### Excerpt to read
Our concerns and hopes for Sonic Frontiers

I think we need to talk about Sonic Frontiers. When I recall the things I grew up with and adored as a child, Sonic the Hedgehog is one of the first characters that pops into my head. I was obsessed with the games on the Sega Mega Drive, and my parents could attest to just how much I loved the character — they were pretty damn sick of me talking about him all the time!

Unfortunately, Sonic hasn’t had the greatest success since moving over to the realms of 3D back in the early 2000s. Sure, there were some games I remember enjoying, such as the Sonic Adventure series, but looking back on them can be a pretty depressing experience sometimes. 

Now here we are in 2022 and we’re about to do something we’ve never seen the blue blur go through before: an open-world game. In the last month, we’ve seen quite a bit of gameplay from Sonic Frontiers, and I would be lying if I said I didn’t have concerns.

Our Concerns About Sonic Frontiers

Why open world?

Breath of the Wild really had a lasting impression on open-world RPGs eh? I’m joking, of course; there were many open-world RPGs that came before it — indeed, the RPG genre is one most suited to open-world gameplay — however, you can’t deny that Breath of the Wild had quite the impact on gaming in general.

Breath of the Wild showed how purposeful an open world can be; everywhere you looked, there was something that had a reason to be there, and the tools you had at your disposal gave you a ton of freedom. You see a camp of enemies, sure, you could just run in sword-a-swinging and throw caution to the wind as you take them all on at the same time. Or maybe you could take advantage of that boulder over there by blasting it into the camp at rocket speed using your time-stop power. 

Now let’s get back to Sonic Frontiers, a game where our focal character’s whole thing is moving fast. My kneejerk response was that Sonic and open world aren’t something that should ever be mixed together. One of the most important things in a Sonic game — the thing that has always made the games feel good in both 2D and 3D — was careful level design.

[Layout region records]
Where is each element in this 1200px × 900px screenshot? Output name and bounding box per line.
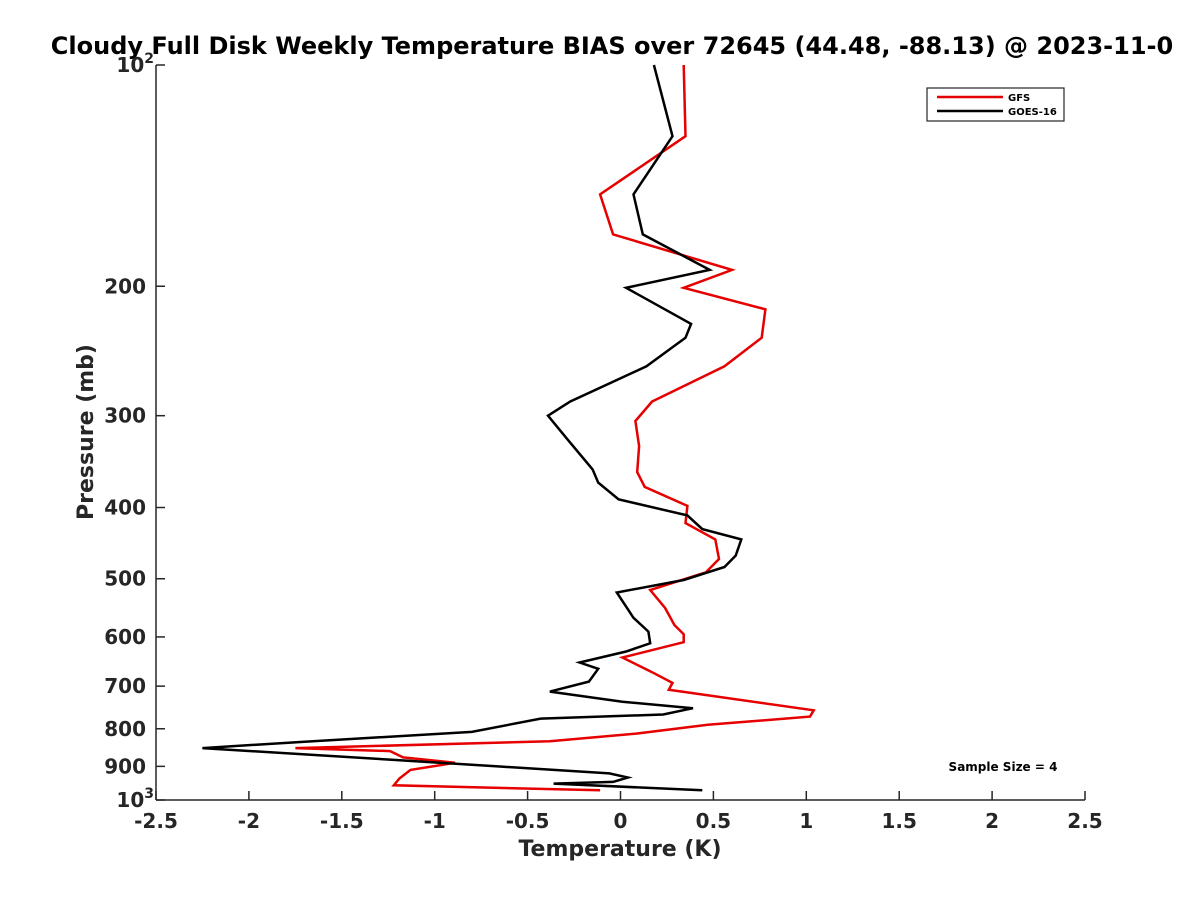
x-tick-label: 0.5 <box>696 809 731 833</box>
y-tick-label: 200 <box>104 274 146 298</box>
y-axis-label: Pressure (mb) <box>74 344 99 520</box>
x-tick-label: 1 <box>799 809 813 833</box>
y-tick-label: 800 <box>104 717 146 741</box>
plot-area: -2.5 -2 -1.5 -1 -0.5 0 0.5 1 1.5 2 2.5 102 200 300 40… <box>104 51 1102 833</box>
legend: GFS GOES-16 <box>926 87 1065 122</box>
y-tick-label: 900 <box>104 754 146 778</box>
x-tick-label: 1.5 <box>881 809 916 833</box>
legend-label-gfs: GFS <box>1008 93 1030 104</box>
series-line-gfs <box>295 64 816 792</box>
series-line-goes16 <box>202 64 743 792</box>
x-axis-label: Temperature (K) <box>518 837 721 862</box>
x-tick-label: 2.5 <box>1067 809 1102 833</box>
sample-size-annotation: Sample Size = 4 <box>949 760 1058 774</box>
y-tick-label: 400 <box>104 496 146 520</box>
x-tick-label: 0 <box>614 809 628 833</box>
x-tick-label: -2 <box>238 809 260 833</box>
x-tick-label: -0.5 <box>506 809 550 833</box>
y-tick-label: 300 <box>104 404 146 428</box>
legend-box <box>926 87 1065 122</box>
y-tick-label: 700 <box>104 674 146 698</box>
x-tick-label: -2.5 <box>134 809 178 833</box>
chart-title: Cloudy Full Disk Weekly Temperature BIAS… <box>51 32 1173 60</box>
series-lines <box>202 64 816 792</box>
y-tick-label: 103 <box>116 786 154 812</box>
x-tick-label: -1.5 <box>320 809 364 833</box>
x-ticks: -2.5 -2 -1.5 -1 -0.5 0 0.5 1 1.5 2 2.5 <box>134 791 1103 833</box>
y-tick-label: 600 <box>104 625 146 649</box>
legend-label-goes16: GOES-16 <box>1008 107 1057 118</box>
x-tick-label: 2 <box>985 809 999 833</box>
y-tick-label: 500 <box>104 567 146 591</box>
y-tick-label: 102 <box>116 51 154 77</box>
x-tick-label: -1 <box>424 809 446 833</box>
y-ticks: 102 200 300 400 500 600 700 800 900 103 <box>104 51 165 812</box>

### Instructions
A – Translate this sentence from the Sonic Frontiers article into Spanish: "My kneejerk response was that Sonic and open world aren’t something that should ever be mixed together."
B – Reproduce the passage of the Sonic Frontiers article verbatim, starting with "Our Concerns About" and going on through "gaming in general.".
C – List every heading that appears in the Sonic Frontiers article, including its title.

### Responses
A – Mi reacción instintiva fue que Sonic y el mundo abierto no son algo que deba mezclarse nunca.

B –
Our Concerns About Sonic Frontiers

Why open world?

Breath of the Wild really had a lasting impression on open-world RPGs eh? I’m joking, of course; there were many open-world RPGs that came before it — indeed, the RPG genre is one most suited to open-world gameplay — however, you can’t deny that Breath of the Wild had quite the impact on gaming in general.

C –
Our concerns and hopes for Sonic Frontiers
Our Concerns About Sonic Frontiers
Why open world?